| MATERIAL FOR THE TASK |
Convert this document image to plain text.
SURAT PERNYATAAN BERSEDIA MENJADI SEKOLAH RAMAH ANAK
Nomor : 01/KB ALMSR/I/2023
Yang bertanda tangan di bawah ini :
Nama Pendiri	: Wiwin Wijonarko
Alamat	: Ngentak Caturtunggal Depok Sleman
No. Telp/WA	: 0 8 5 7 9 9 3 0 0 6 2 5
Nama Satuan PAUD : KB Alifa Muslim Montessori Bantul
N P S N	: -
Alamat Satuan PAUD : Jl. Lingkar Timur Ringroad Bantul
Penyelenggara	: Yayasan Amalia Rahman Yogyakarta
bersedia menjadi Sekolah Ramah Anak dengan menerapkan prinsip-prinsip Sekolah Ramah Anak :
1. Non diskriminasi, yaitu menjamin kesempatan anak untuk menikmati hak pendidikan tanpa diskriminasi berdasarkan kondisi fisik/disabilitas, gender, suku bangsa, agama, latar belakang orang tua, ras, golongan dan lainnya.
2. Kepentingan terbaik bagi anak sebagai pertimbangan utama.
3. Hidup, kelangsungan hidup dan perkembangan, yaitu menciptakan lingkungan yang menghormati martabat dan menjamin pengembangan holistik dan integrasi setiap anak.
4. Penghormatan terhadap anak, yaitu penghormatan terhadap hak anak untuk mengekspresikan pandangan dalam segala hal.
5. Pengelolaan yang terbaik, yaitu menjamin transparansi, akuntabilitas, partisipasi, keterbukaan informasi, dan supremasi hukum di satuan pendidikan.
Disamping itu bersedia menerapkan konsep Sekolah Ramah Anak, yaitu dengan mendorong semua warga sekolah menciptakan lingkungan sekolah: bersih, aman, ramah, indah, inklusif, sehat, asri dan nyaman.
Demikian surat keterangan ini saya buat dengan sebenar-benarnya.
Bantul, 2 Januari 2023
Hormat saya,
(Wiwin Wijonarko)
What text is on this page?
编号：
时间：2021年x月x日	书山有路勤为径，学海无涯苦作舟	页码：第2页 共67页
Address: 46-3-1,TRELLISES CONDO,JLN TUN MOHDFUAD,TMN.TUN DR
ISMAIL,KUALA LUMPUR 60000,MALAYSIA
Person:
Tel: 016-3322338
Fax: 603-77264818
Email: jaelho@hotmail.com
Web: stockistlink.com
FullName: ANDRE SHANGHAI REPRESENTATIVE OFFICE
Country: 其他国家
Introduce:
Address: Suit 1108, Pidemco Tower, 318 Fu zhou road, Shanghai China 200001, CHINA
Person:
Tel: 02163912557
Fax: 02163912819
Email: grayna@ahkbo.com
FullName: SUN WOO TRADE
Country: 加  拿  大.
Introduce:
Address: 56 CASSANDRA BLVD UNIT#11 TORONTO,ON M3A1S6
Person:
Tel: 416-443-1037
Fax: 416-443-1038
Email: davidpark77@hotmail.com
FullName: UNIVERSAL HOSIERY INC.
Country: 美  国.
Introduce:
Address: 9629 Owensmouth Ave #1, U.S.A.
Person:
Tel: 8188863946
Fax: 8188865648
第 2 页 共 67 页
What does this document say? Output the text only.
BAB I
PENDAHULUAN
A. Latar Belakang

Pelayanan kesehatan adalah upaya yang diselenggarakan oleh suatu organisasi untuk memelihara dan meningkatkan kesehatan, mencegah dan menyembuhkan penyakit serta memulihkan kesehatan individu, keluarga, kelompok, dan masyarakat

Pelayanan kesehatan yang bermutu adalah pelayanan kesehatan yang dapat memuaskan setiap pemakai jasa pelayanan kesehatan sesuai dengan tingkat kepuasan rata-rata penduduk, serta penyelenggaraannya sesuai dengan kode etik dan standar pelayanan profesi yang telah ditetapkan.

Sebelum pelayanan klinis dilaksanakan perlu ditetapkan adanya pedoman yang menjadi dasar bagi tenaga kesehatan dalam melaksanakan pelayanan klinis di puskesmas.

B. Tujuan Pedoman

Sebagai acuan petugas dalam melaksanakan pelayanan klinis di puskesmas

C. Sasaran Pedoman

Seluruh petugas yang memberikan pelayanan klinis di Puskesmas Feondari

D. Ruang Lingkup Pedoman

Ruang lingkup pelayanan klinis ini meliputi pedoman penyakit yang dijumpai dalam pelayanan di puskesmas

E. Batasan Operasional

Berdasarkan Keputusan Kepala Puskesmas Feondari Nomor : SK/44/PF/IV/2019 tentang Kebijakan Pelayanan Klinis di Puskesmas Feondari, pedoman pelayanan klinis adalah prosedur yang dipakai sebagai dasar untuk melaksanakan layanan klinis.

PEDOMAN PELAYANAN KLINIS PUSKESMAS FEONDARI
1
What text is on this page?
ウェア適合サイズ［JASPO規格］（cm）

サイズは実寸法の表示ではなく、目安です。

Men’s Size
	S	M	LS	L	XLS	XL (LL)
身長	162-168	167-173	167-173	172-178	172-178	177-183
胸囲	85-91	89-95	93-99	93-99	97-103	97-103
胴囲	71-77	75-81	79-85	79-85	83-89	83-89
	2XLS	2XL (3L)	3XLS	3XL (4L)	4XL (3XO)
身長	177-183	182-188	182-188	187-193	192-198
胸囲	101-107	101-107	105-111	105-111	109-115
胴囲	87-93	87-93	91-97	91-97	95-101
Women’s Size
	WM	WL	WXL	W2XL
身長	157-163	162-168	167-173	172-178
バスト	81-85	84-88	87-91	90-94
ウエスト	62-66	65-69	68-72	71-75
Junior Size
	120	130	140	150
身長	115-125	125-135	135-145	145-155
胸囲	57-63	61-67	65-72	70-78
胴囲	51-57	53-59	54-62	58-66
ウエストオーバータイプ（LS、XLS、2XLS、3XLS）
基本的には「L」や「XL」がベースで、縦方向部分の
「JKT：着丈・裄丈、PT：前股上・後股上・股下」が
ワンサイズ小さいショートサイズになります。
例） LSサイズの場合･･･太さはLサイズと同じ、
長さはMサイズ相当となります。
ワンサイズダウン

| OBJECTIVE |
Restate the whole listing exactly.

| RIGHT ANSWER |
Convert this document image to plain text.
SURAT PERNYATAAN BERSEDIA MENJADI SEKOLAH RAMAH ANAK
Nomor : 01/KB ALMSR/I/2023
Yang bertanda tangan di bawah ini :
Nama Pendiri	: Wiwin Wijonarko
Alamat	: Ngentak Caturtunggal Depok Sleman
No. Telp/WA	: 0 8 5 7 9 9 3 0 0 6 2 5
Nama Satuan PAUD : KB Alifa Muslim Montessori Bantul
N P S N	: -
Alamat Satuan PAUD : Jl. Lingkar Timur Ringroad Bantul
Penyelenggara	: Yayasan Amalia Rahman Yogyakarta
bersedia menjadi Sekolah Ramah Anak dengan menerapkan prinsip-prinsip Sekolah Ramah Anak :
1. Non diskriminasi, yaitu menjamin kesempatan anak untuk menikmati hak pendidikan tanpa diskriminasi berdasarkan kondisi fisik/disabilitas, gender, suku bangsa, agama, latar belakang orang tua, ras, golongan dan lainnya.
2. Kepentingan terbaik bagi anak sebagai pertimbangan utama.
3. Hidup, kelangsungan hidup dan perkembangan, yaitu menciptakan lingkungan yang menghormati martabat dan menjamin pengembangan holistik dan integrasi setiap anak.
4. Penghormatan terhadap anak, yaitu penghormatan terhadap hak anak untuk mengekspresikan pandangan dalam segala hal.
5. Pengelolaan yang terbaik, yaitu menjamin transparansi, akuntabilitas, partisipasi, keterbukaan informasi, dan supremasi hukum di satuan pendidikan.
Disamping itu bersedia menerapkan konsep Sekolah Ramah Anak, yaitu dengan mendorong semua warga sekolah menciptakan lingkungan sekolah: bersih, aman, ramah, indah, inklusif, sehat, asri dan nyaman.
Demikian surat keterangan ini saya buat dengan sebenar-benarnya.
Bantul, 2 Januari 2023
Hormat saya,
(Wiwin Wijonarko)
What text is on this page?
编号：
时间：2021年x月x日	书山有路勤为径，学海无涯苦作舟	页码：第2页 共67页
Address: 46-3-1,TRELLISES CONDO,JLN TUN MOHDFUAD,TMN.TUN DR
ISMAIL,KUALA LUMPUR 60000,MALAYSIA
Person:
Tel: 016-3322338
Fax: 603-77264818
Email: jaelho@hotmail.com
Web: stockistlink.com
FullName: ANDRE SHANGHAI REPRESENTATIVE OFFICE
Country: 其他国家
Introduce:
Address: Suit 1108, Pidemco Tower, 318 Fu zhou road, Shanghai China 200001, CHINA
Person:
Tel: 02163912557
Fax: 02163912819
Email: grayna@ahkbo.com
FullName: SUN WOO TRADE
Country: 加  拿  大.
Introduce:
Address: 56 CASSANDRA BLVD UNIT#11 TORONTO,ON M3A1S6
Person:
Tel: 416-443-1037
Fax: 416-443-1038
Email: davidpark77@hotmail.com
FullName: UNIVERSAL HOSIERY INC.
Country: 美  国.
Introduce:
Address: 9629 Owensmouth Ave #1, U.S.A.
Person:
Tel: 8188863946
Fax: 8188865648
第 2 页 共 67 页
What does this document say? Output the text only.
BAB I
PENDAHULUAN
A. Latar Belakang

Pelayanan kesehatan adalah upaya yang diselenggarakan oleh suatu organisasi untuk memelihara dan meningkatkan kesehatan, mencegah dan menyembuhkan penyakit serta memulihkan kesehatan individu, keluarga, kelompok, dan masyarakat

Pelayanan kesehatan yang bermutu adalah pelayanan kesehatan yang dapat memuaskan setiap pemakai jasa pelayanan kesehatan sesuai dengan tingkat kepuasan rata-rata penduduk, serta penyelenggaraannya sesuai dengan kode etik dan standar pelayanan profesi yang telah ditetapkan.

Sebelum pelayanan klinis dilaksanakan perlu ditetapkan adanya pedoman yang menjadi dasar bagi tenaga kesehatan dalam melaksanakan pelayanan klinis di puskesmas.

B. Tujuan Pedoman

Sebagai acuan petugas dalam melaksanakan pelayanan klinis di puskesmas

C. Sasaran Pedoman

Seluruh petugas yang memberikan pelayanan klinis di Puskesmas Feondari

D. Ruang Lingkup Pedoman

Ruang lingkup pelayanan klinis ini meliputi pedoman penyakit yang dijumpai dalam pelayanan di puskesmas

E. Batasan Operasional

Berdasarkan Keputusan Kepala Puskesmas Feondari Nomor : SK/44/PF/IV/2019 tentang Kebijakan Pelayanan Klinis di Puskesmas Feondari, pedoman pelayanan klinis adalah prosedur yang dipakai sebagai dasar untuk melaksanakan layanan klinis.

PEDOMAN PELAYANAN KLINIS PUSKESMAS FEONDARI
1
What text is on this page?
ウェア適合サイズ［JASPO規格］（cm）

サイズは実寸法の表示ではなく、目安です。

Men’s Size
	S	M	LS	L	XLS	XL (LL)
身長	162-168	167-173	167-173	172-178	172-178	177-183
胸囲	85-91	89-95	93-99	93-99	97-103	97-103
胴囲	71-77	75-81	79-85	79-85	83-89	83-89
	2XLS	2XL (3L)	3XLS	3XL (4L)	4XL (3XO)
身長	177-183	182-188	182-188	187-193	192-198
胸囲	101-107	101-107	105-111	105-111	109-115
胴囲	87-93	87-93	91-97	91-97	95-101
Women’s Size
	WM	WL	WXL	W2XL
身長	157-163	162-168	167-173	172-178
バスト	81-85	84-88	87-91	90-94
ウエスト	62-66	65-69	68-72	71-75
Junior Size
	120	130	140	150
身長	115-125	125-135	135-145	145-155
胸囲	57-63	61-67	65-72	70-78
胴囲	51-57	53-59	54-62	58-66
ウエストオーバータイプ（LS、XLS、2XLS、3XLS）
基本的には「L」や「XL」がベースで、縦方向部分の
「JKT：着丈・裄丈、PT：前股上・後股上・股下」が
ワンサイズ小さいショートサイズになります。
例） LSサイズの場合･･･太さはLサイズと同じ、
長さはMサイズ相当となります。
ワンサイズダウン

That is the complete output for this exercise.